Records from a collection:

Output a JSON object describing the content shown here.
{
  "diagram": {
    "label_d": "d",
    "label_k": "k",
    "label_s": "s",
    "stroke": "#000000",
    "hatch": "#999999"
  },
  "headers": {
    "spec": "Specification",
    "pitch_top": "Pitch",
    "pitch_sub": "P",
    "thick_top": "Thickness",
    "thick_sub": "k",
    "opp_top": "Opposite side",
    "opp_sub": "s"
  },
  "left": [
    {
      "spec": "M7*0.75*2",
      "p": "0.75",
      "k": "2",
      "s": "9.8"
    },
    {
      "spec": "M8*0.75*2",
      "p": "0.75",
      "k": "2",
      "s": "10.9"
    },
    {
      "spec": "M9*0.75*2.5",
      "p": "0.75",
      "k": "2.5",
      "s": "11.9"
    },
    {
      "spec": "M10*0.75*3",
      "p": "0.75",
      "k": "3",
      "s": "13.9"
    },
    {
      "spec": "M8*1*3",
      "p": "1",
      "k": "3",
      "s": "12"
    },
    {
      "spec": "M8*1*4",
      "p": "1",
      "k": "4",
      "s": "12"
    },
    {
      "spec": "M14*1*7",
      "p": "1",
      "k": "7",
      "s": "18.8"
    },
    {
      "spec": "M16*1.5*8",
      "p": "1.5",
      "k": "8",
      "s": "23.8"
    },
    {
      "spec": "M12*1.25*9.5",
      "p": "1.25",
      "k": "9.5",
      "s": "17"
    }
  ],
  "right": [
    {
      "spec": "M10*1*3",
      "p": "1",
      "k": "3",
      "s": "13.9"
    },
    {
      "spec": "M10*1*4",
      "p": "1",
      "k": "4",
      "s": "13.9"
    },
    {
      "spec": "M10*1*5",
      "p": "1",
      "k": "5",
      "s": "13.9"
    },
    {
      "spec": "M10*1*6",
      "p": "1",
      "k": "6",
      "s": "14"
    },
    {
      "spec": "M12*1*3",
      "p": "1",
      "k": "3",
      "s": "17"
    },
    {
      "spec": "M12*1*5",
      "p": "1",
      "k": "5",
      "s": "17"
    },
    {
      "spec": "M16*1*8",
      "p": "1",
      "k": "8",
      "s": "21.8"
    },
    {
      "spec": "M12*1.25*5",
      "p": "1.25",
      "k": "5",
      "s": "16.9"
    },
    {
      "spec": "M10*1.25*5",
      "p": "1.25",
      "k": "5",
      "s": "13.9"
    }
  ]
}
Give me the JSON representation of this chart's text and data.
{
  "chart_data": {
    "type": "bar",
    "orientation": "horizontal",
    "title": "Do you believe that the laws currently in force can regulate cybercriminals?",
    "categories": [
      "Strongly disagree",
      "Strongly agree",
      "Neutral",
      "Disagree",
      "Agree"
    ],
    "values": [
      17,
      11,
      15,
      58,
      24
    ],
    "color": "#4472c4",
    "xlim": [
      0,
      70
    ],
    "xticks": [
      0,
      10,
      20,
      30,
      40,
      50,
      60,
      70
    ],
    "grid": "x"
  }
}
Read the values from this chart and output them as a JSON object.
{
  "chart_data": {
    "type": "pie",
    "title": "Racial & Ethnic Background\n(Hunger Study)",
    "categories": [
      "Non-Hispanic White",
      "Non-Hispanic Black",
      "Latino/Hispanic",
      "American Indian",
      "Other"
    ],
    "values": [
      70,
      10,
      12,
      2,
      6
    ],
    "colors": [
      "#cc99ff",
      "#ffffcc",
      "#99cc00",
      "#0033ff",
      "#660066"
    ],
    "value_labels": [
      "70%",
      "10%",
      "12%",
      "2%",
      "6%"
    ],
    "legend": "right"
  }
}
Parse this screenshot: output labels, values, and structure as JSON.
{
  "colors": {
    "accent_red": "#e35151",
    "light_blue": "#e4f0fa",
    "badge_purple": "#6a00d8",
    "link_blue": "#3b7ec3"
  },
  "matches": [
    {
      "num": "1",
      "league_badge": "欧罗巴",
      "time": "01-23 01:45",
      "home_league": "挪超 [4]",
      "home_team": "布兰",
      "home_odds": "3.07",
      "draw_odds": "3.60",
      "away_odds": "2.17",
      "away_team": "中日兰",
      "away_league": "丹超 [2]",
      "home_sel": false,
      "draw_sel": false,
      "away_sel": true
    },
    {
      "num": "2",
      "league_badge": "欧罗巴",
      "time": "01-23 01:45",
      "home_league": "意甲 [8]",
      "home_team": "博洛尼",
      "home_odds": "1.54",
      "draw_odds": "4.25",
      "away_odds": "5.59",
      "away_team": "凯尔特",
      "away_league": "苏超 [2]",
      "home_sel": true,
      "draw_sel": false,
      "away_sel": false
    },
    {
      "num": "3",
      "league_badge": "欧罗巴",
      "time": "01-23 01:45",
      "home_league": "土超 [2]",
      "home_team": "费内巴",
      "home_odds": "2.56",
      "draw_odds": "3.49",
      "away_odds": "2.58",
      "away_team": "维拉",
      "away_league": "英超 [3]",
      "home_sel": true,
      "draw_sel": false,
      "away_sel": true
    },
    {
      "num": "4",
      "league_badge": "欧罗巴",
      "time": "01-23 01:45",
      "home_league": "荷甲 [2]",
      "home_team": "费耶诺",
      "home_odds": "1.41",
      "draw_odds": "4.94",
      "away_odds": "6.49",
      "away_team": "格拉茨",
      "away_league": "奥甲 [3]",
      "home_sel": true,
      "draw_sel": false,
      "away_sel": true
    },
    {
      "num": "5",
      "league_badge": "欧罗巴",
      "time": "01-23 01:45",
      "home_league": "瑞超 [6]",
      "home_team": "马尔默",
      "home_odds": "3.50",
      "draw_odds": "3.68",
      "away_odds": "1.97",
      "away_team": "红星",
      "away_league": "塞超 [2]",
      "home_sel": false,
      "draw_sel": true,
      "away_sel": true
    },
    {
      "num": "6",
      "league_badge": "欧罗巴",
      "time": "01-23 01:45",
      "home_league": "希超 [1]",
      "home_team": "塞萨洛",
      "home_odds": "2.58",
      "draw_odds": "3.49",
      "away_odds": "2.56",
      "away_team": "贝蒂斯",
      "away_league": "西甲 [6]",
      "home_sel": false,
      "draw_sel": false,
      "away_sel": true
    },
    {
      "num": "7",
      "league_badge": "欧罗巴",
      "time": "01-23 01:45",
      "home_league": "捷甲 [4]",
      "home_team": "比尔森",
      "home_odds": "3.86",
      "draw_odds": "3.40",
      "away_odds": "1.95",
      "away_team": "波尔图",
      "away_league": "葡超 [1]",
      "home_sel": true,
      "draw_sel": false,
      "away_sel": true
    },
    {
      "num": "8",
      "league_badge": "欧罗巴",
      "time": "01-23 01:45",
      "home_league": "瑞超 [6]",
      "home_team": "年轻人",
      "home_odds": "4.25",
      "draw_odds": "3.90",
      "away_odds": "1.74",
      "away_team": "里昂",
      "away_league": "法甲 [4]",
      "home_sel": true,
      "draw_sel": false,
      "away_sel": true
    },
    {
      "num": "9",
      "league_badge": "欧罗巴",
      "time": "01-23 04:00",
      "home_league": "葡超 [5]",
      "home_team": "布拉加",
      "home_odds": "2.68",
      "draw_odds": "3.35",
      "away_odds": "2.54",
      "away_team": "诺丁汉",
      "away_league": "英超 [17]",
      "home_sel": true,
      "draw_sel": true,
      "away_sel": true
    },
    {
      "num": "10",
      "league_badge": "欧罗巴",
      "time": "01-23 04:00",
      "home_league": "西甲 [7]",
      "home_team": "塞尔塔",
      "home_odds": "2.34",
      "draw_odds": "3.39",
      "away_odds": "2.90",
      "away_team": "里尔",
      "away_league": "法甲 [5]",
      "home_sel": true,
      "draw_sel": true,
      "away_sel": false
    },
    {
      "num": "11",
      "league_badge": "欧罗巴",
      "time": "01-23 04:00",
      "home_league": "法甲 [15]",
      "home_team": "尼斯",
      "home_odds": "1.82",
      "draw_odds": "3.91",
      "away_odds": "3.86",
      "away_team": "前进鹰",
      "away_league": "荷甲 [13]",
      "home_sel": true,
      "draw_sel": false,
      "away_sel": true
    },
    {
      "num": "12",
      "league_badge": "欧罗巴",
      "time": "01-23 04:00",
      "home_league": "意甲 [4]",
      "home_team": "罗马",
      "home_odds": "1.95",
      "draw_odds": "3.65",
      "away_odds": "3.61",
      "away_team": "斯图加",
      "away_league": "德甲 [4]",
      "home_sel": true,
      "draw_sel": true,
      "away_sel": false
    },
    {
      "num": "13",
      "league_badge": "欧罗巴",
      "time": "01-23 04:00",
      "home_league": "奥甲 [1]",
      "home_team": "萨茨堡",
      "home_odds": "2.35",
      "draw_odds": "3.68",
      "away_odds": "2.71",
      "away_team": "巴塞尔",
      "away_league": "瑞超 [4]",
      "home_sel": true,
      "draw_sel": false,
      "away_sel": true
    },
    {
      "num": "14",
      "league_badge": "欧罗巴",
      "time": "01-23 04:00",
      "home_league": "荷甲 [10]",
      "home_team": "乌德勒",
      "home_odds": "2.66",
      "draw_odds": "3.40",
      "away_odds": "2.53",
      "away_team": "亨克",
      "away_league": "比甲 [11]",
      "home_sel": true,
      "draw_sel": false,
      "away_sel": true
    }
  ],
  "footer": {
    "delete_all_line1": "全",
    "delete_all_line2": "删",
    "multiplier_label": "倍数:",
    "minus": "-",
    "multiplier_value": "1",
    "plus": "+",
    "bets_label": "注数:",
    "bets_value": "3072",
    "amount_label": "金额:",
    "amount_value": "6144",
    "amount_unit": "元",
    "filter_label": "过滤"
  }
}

TASK GOAL:
Work out the number of lines in this listing that include the word "JSON". Reply with that number only.

RESULT OF THE TASK:
4